** start of DATA SHOWN **

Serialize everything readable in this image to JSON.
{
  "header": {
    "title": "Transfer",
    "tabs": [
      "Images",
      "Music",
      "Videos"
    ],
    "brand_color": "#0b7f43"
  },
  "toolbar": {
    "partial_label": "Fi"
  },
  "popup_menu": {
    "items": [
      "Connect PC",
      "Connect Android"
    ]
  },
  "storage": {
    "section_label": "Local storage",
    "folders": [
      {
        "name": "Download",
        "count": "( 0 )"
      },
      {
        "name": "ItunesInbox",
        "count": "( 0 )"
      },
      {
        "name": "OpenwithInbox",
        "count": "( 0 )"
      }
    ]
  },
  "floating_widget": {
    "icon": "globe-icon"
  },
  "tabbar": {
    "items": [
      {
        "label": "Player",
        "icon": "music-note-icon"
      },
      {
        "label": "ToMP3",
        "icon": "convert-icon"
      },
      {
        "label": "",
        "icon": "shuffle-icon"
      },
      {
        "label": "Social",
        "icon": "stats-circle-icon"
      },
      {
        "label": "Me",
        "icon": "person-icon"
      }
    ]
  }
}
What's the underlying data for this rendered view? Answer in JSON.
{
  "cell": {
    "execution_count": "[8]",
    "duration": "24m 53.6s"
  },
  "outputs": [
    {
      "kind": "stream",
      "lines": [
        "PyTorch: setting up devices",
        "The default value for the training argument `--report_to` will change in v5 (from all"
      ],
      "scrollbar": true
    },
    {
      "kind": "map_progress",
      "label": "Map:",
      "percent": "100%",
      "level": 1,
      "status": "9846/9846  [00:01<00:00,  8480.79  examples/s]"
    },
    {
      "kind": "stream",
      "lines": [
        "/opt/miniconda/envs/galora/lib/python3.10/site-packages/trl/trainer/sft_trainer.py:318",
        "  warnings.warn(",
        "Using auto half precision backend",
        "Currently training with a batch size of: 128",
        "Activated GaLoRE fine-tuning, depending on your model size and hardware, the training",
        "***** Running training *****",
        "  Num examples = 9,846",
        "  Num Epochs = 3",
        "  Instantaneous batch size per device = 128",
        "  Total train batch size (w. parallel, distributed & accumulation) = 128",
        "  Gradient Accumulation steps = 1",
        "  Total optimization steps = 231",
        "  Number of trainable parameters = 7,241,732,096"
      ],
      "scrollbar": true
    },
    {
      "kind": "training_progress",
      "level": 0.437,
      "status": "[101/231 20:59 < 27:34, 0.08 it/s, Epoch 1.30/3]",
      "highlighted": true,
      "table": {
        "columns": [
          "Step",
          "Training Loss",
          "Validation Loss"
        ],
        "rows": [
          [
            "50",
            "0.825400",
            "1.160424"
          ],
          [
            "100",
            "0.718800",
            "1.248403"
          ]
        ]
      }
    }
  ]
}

** end of DATA SHOWN **

## EXERCISE
Go through the records above, find every line with the word "examples", and list those lines.

## EXPECTED OUTPUT
      "status": "9846/9846  [00:01<00:00,  8480.79  examples/s]"
        "  Num examples = 9,846",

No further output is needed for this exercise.